Exercise prompt: Please retype the data in full and exactly; the pictures are not part of the copy.

Dataset items:
** BEGIN **
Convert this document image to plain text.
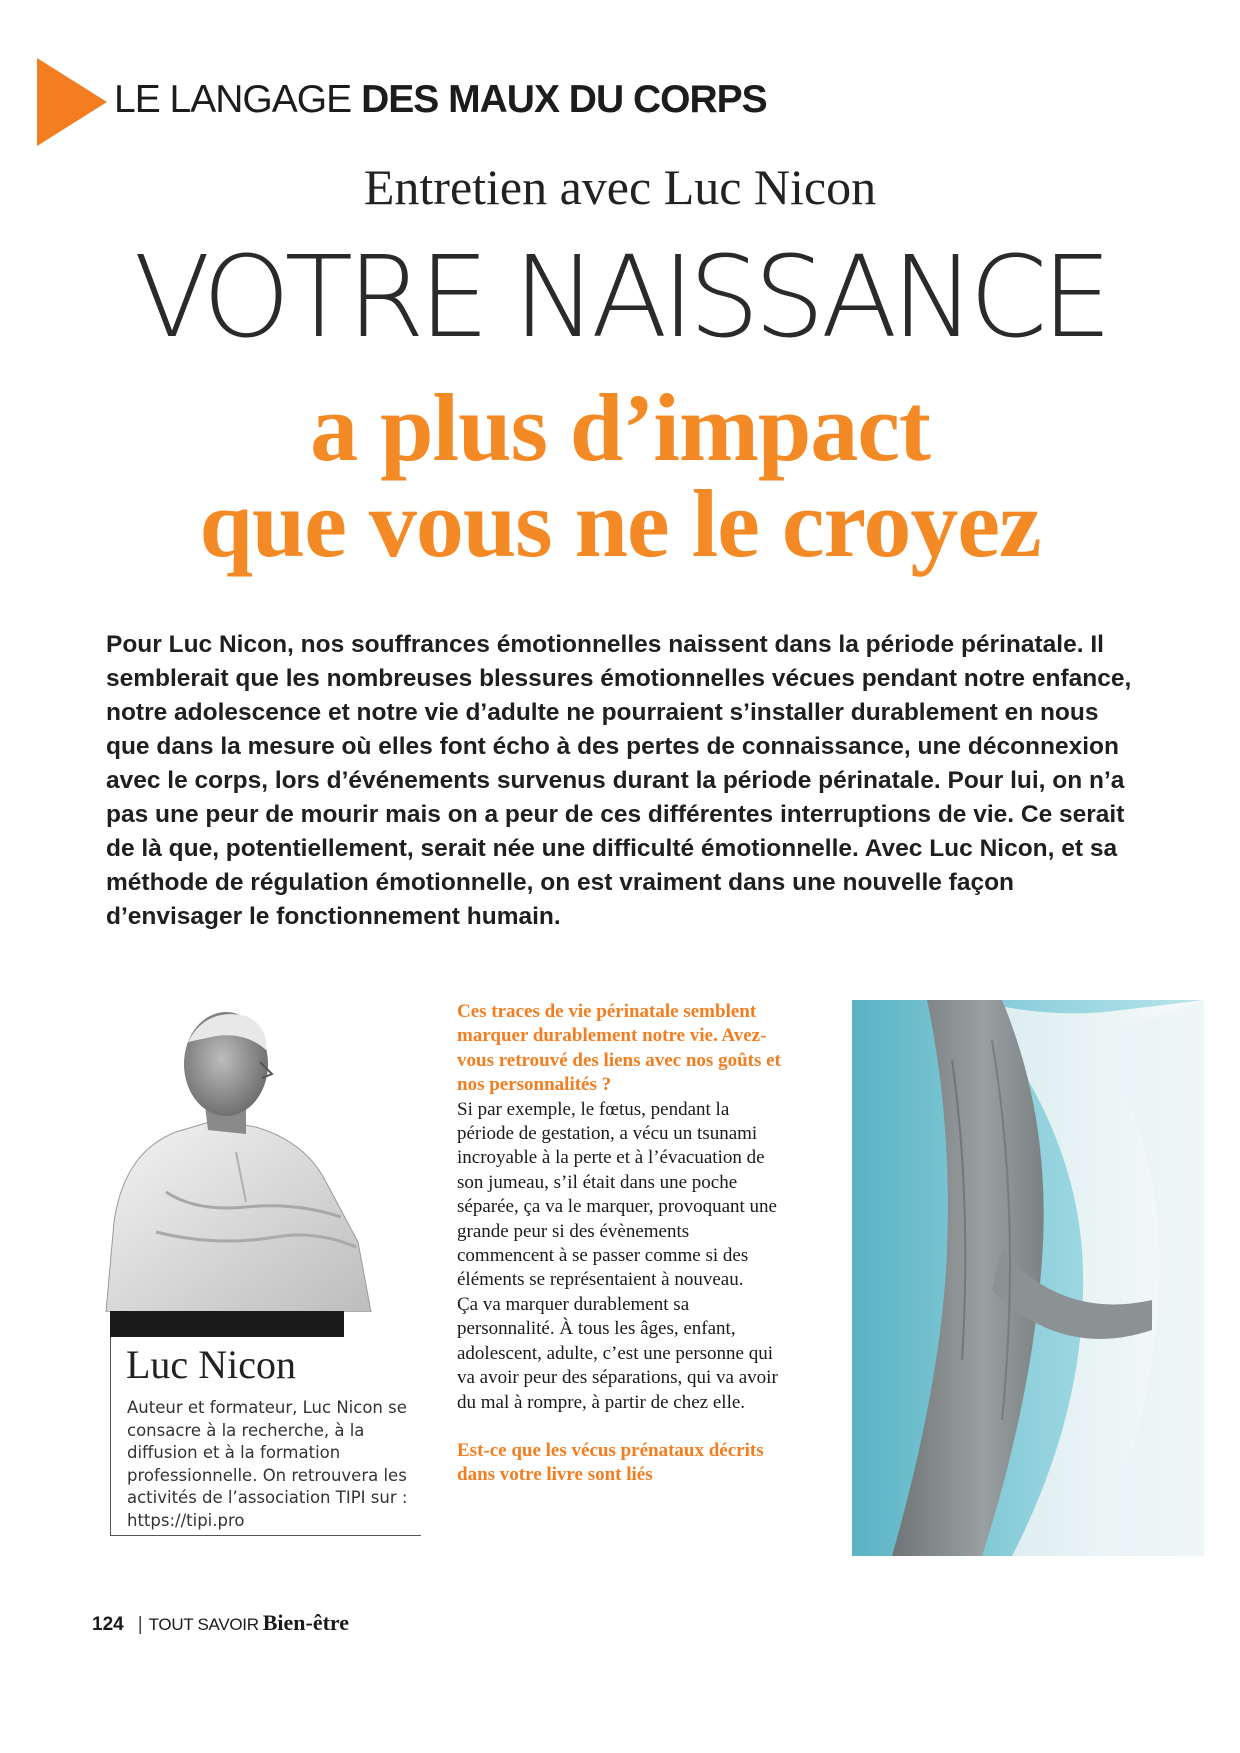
LE LANGAGE DES MAUX DU CORPS
Entretien avec Luc Nicon
VOTRE NAISSANCE
a plus d’impact
que vous ne le croyez
Pour Luc Nicon, nos souffrances émotionnelles naissent dans la période périnatale. Il semblerait que les nombreuses blessures émotionnelles vécues pendant notre enfance, notre adolescence et notre vie d’adulte ne pourraient s’installer durablement en nous que dans la mesure où elles font écho à des pertes de connaissance, une déconnexion avec le corps, lors d’événements survenus durant la période périnatale. Pour lui, on n’a pas une peur de mourir mais on a peur de ces différentes interruptions de vie. Ce serait de là que, potentiellement, serait née une difficulté émotionnelle. Avec Luc Nicon, et sa méthode de régulation émotionnelle, on est vraiment dans une nouvelle façon d’envisager le fonctionnement humain.
Luc Nicon
Auteur et formateur, Luc Nicon se consacre à la recherche, à la diffusion et à la formation professionnelle. On retrouvera les activités de l’association TIPI sur : https://tipi.pro

Ces traces de vie périnatale semblent marquer durablement notre vie. Avez-vous retrouvé des liens avec nos goûts et nos personnalités ?

Si par exemple, le fœtus, pendant la période de gestation, a vécu un tsunami incroyable à la perte et à l’évacuation de son jumeau, s’il était dans une poche séparée, ça va le marquer, provoquant une grande peur si des évènements commencent à se passer comme si des éléments se représentaient à nouveau.

Ça va marquer durablement sa personnalité. À tous les âges, enfant, adolescent, adulte, c’est une personne qui va avoir peur des séparations, qui va avoir du mal à rompre, à partir de chez elle.

Est-ce que les vécus prénataux décrits dans votre livre sont liés

124 | TOUT SAVOIR Bien-être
** END **
Written reply:
Convert this document image to plain text.
LE LANGAGE DES MAUX DU CORPS
Entretien avec Luc Nicon
VOTRE NAISSANCE
a plus d’impact
que vous ne le croyez
Pour Luc Nicon, nos souffrances émotionnelles naissent dans la période périnatale. Il semblerait que les nombreuses blessures émotionnelles vécues pendant notre enfance, notre adolescence et notre vie d’adulte ne pourraient s’installer durablement en nous que dans la mesure où elles font écho à des pertes de connaissance, une déconnexion avec le corps, lors d’événements survenus durant la période périnatale. Pour lui, on n’a pas une peur de mourir mais on a peur de ces différentes interruptions de vie. Ce serait de là que, potentiellement, serait née une difficulté émotionnelle. Avec Luc Nicon, et sa méthode de régulation émotionnelle, on est vraiment dans une nouvelle façon d’envisager le fonctionnement humain.
Luc Nicon
Auteur et formateur, Luc Nicon se consacre à la recherche, à la diffusion et à la formation professionnelle. On retrouvera les activités de l’association TIPI sur : https://tipi.pro

Ces traces de vie périnatale semblent marquer durablement notre vie. Avez-vous retrouvé des liens avec nos goûts et nos personnalités ?

Si par exemple, le fœtus, pendant la période de gestation, a vécu un tsunami incroyable à la perte et à l’évacuation de son jumeau, s’il était dans une poche séparée, ça va le marquer, provoquant une grande peur si des évènements commencent à se passer comme si des éléments se représentaient à nouveau.

Ça va marquer durablement sa personnalité. À tous les âges, enfant, adolescent, adulte, c’est une personne qui va avoir peur des séparations, qui va avoir du mal à rompre, à partir de chez elle.

Est-ce que les vécus prénataux décrits dans votre livre sont liés

124 | TOUT SAVOIR Bien-être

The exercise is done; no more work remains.